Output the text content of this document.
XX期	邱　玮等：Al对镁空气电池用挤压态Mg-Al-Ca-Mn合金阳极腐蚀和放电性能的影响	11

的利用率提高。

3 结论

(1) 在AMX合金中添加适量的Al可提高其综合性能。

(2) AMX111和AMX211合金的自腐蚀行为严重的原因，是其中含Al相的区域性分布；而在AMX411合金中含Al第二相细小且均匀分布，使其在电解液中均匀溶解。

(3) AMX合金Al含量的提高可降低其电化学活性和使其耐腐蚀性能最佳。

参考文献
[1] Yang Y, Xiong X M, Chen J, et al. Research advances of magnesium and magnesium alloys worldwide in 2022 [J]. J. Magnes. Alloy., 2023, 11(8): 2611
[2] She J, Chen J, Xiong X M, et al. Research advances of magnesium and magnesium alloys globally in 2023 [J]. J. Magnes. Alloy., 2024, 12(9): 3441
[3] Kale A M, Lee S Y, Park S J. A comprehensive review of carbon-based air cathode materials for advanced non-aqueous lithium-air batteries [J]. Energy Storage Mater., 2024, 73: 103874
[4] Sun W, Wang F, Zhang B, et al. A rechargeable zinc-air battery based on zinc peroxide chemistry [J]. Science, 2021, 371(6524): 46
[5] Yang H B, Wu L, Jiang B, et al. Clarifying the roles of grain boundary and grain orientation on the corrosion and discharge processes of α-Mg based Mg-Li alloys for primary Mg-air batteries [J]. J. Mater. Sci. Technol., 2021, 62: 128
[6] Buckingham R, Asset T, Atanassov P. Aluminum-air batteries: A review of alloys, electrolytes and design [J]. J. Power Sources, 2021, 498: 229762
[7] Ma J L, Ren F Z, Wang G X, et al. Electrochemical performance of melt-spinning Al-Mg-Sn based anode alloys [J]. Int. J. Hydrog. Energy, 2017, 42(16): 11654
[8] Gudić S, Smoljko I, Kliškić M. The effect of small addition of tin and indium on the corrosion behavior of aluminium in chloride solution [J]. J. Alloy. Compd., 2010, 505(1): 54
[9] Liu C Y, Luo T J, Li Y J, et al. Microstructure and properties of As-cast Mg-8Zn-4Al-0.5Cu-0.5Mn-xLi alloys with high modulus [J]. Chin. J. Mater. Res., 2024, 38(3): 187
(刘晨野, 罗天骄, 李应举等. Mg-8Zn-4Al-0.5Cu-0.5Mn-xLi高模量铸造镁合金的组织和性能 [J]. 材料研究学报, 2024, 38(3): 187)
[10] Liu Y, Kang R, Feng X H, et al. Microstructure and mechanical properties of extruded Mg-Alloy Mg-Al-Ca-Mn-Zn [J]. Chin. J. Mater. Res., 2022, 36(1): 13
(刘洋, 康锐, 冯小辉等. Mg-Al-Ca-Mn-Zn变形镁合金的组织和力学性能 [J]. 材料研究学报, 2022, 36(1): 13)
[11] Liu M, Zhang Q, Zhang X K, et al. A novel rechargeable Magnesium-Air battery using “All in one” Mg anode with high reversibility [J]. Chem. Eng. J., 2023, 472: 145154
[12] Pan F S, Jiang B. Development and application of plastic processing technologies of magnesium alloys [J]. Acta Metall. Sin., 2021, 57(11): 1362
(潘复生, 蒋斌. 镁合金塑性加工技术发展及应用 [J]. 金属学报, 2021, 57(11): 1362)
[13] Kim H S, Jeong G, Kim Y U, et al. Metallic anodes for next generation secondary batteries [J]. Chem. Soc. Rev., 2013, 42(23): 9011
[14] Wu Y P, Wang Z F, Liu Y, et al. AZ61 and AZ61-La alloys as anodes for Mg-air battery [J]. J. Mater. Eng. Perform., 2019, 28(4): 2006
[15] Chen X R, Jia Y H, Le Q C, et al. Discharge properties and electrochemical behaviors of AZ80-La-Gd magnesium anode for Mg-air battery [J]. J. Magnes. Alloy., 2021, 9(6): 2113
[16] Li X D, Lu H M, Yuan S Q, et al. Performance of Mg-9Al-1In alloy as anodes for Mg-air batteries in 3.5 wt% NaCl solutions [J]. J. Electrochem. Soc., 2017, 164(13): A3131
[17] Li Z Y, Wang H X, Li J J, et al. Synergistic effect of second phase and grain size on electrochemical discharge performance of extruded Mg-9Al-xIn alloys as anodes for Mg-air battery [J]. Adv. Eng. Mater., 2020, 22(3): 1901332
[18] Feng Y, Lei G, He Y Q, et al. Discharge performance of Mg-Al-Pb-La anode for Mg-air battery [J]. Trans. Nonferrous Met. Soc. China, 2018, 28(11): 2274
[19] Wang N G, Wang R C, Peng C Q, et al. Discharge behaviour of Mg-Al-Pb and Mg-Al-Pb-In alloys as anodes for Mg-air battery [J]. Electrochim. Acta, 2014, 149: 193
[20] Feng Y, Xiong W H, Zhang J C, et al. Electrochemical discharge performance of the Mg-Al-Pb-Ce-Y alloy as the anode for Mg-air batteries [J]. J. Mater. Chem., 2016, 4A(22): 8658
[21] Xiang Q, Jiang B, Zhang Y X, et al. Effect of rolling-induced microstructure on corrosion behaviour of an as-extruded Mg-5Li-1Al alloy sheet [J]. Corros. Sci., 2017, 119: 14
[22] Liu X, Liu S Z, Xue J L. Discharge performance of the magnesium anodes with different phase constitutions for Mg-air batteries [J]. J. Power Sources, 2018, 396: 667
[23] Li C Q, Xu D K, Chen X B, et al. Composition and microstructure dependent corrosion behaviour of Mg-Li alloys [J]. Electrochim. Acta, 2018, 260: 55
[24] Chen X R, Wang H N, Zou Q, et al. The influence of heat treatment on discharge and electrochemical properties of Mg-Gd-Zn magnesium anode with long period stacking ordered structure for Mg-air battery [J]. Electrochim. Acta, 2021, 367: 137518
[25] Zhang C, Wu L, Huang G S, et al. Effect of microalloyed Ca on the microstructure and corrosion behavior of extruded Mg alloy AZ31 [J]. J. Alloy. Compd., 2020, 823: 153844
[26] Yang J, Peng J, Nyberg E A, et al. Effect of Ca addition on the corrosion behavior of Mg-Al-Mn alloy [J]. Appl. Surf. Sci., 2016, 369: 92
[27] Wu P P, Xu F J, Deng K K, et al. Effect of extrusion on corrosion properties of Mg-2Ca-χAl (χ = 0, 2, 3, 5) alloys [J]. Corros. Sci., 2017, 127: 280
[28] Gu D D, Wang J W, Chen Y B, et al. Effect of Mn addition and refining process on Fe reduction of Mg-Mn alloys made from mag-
• • • •
Requirement –
Return every record above exactly as it appears.

Task answer –
Output the text content of this document.
XX期	邱　玮等：Al对镁空气电池用挤压态Mg-Al-Ca-Mn合金阳极腐蚀和放电性能的影响	11

的利用率提高。

3 结论

(1) 在AMX合金中添加适量的Al可提高其综合性能。

(2) AMX111和AMX211合金的自腐蚀行为严重的原因，是其中含Al相的区域性分布；而在AMX411合金中含Al第二相细小且均匀分布，使其在电解液中均匀溶解。

(3) AMX合金Al含量的提高可降低其电化学活性和使其耐腐蚀性能最佳。

参考文献
[1] Yang Y, Xiong X M, Chen J, et al. Research advances of magnesium and magnesium alloys worldwide in 2022 [J]. J. Magnes. Alloy., 2023, 11(8): 2611
[2] She J, Chen J, Xiong X M, et al. Research advances of magnesium and magnesium alloys globally in 2023 [J]. J. Magnes. Alloy., 2024, 12(9): 3441
[3] Kale A M, Lee S Y, Park S J. A comprehensive review of carbon-based air cathode materials for advanced non-aqueous lithium-air batteries [J]. Energy Storage Mater., 2024, 73: 103874
[4] Sun W, Wang F, Zhang B, et al. A rechargeable zinc-air battery based on zinc peroxide chemistry [J]. Science, 2021, 371(6524): 46
[5] Yang H B, Wu L, Jiang B, et al. Clarifying the roles of grain boundary and grain orientation on the corrosion and discharge processes of α-Mg based Mg-Li alloys for primary Mg-air batteries [J]. J. Mater. Sci. Technol., 2021, 62: 128
[6] Buckingham R, Asset T, Atanassov P. Aluminum-air batteries: A review of alloys, electrolytes and design [J]. J. Power Sources, 2021, 498: 229762
[7] Ma J L, Ren F Z, Wang G X, et al. Electrochemical performance of melt-spinning Al-Mg-Sn based anode alloys [J]. Int. J. Hydrog. Energy, 2017, 42(16): 11654
[8] Gudić S, Smoljko I, Kliškić M. The effect of small addition of tin and indium on the corrosion behavior of aluminium in chloride solution [J]. J. Alloy. Compd., 2010, 505(1): 54
[9] Liu C Y, Luo T J, Li Y J, et al. Microstructure and properties of As-cast Mg-8Zn-4Al-0.5Cu-0.5Mn-xLi alloys with high modulus [J]. Chin. J. Mater. Res., 2024, 38(3): 187
(刘晨野, 罗天骄, 李应举等. Mg-8Zn-4Al-0.5Cu-0.5Mn-xLi高模量铸造镁合金的组织和性能 [J]. 材料研究学报, 2024, 38(3): 187)
[10] Liu Y, Kang R, Feng X H, et al. Microstructure and mechanical properties of extruded Mg-Alloy Mg-Al-Ca-Mn-Zn [J]. Chin. J. Mater. Res., 2022, 36(1): 13
(刘洋, 康锐, 冯小辉等. Mg-Al-Ca-Mn-Zn变形镁合金的组织和力学性能 [J]. 材料研究学报, 2022, 36(1): 13)
[11] Liu M, Zhang Q, Zhang X K, et al. A novel rechargeable Magnesium-Air battery using “All in one” Mg anode with high reversibility [J]. Chem. Eng. J., 2023, 472: 145154
[12] Pan F S, Jiang B. Development and application of plastic processing technologies of magnesium alloys [J]. Acta Metall. Sin., 2021, 57(11): 1362
(潘复生, 蒋斌. 镁合金塑性加工技术发展及应用 [J]. 金属学报, 2021, 57(11): 1362)
[13] Kim H S, Jeong G, Kim Y U, et al. Metallic anodes for next generation secondary batteries [J]. Chem. Soc. Rev., 2013, 42(23): 9011
[14] Wu Y P, Wang Z F, Liu Y, et al. AZ61 and AZ61-La alloys as anodes for Mg-air battery [J]. J. Mater. Eng. Perform., 2019, 28(4): 2006
[15] Chen X R, Jia Y H, Le Q C, et al. Discharge properties and electrochemical behaviors of AZ80-La-Gd magnesium anode for Mg-air battery [J]. J. Magnes. Alloy., 2021, 9(6): 2113
[16] Li X D, Lu H M, Yuan S Q, et al. Performance of Mg-9Al-1In alloy as anodes for Mg-air batteries in 3.5 wt% NaCl solutions [J]. J. Electrochem. Soc., 2017, 164(13): A3131
[17] Li Z Y, Wang H X, Li J J, et al. Synergistic effect of second phase and grain size on electrochemical discharge performance of extruded Mg-9Al-xIn alloys as anodes for Mg-air battery [J]. Adv. Eng. Mater., 2020, 22(3): 1901332
[18] Feng Y, Lei G, He Y Q, et al. Discharge performance of Mg-Al-Pb-La anode for Mg-air battery [J]. Trans. Nonferrous Met. Soc. China, 2018, 28(11): 2274
[19] Wang N G, Wang R C, Peng C Q, et al. Discharge behaviour of Mg-Al-Pb and Mg-Al-Pb-In alloys as anodes for Mg-air battery [J]. Electrochim. Acta, 2014, 149: 193
[20] Feng Y, Xiong W H, Zhang J C, et al. Electrochemical discharge performance of the Mg-Al-Pb-Ce-Y alloy as the anode for Mg-air batteries [J]. J. Mater. Chem., 2016, 4A(22): 8658
[21] Xiang Q, Jiang B, Zhang Y X, et al. Effect of rolling-induced microstructure on corrosion behaviour of an as-extruded Mg-5Li-1Al alloy sheet [J]. Corros. Sci., 2017, 119: 14
[22] Liu X, Liu S Z, Xue J L. Discharge performance of the magnesium anodes with different phase constitutions for Mg-air batteries [J]. J. Power Sources, 2018, 396: 667
[23] Li C Q, Xu D K, Chen X B, et al. Composition and microstructure dependent corrosion behaviour of Mg-Li alloys [J]. Electrochim. Acta, 2018, 260: 55
[24] Chen X R, Wang H N, Zou Q, et al. The influence of heat treatment on discharge and electrochemical properties of Mg-Gd-Zn magnesium anode with long period stacking ordered structure for Mg-air battery [J]. Electrochim. Acta, 2021, 367: 137518
[25] Zhang C, Wu L, Huang G S, et al. Effect of microalloyed Ca on the microstructure and corrosion behavior of extruded Mg alloy AZ31 [J]. J. Alloy. Compd., 2020, 823: 153844
[26] Yang J, Peng J, Nyberg E A, et al. Effect of Ca addition on the corrosion behavior of Mg-Al-Mn alloy [J]. Appl. Surf. Sci., 2016, 369: 92
[27] Wu P P, Xu F J, Deng K K, et al. Effect of extrusion on corrosion properties of Mg-2Ca-χAl (χ = 0, 2, 3, 5) alloys [J]. Corros. Sci., 2017, 127: 280
[28] Gu D D, Wang J W, Chen Y B, et al. Effect of Mn addition and refining process on Fe reduction of Mg-Mn alloys made from mag-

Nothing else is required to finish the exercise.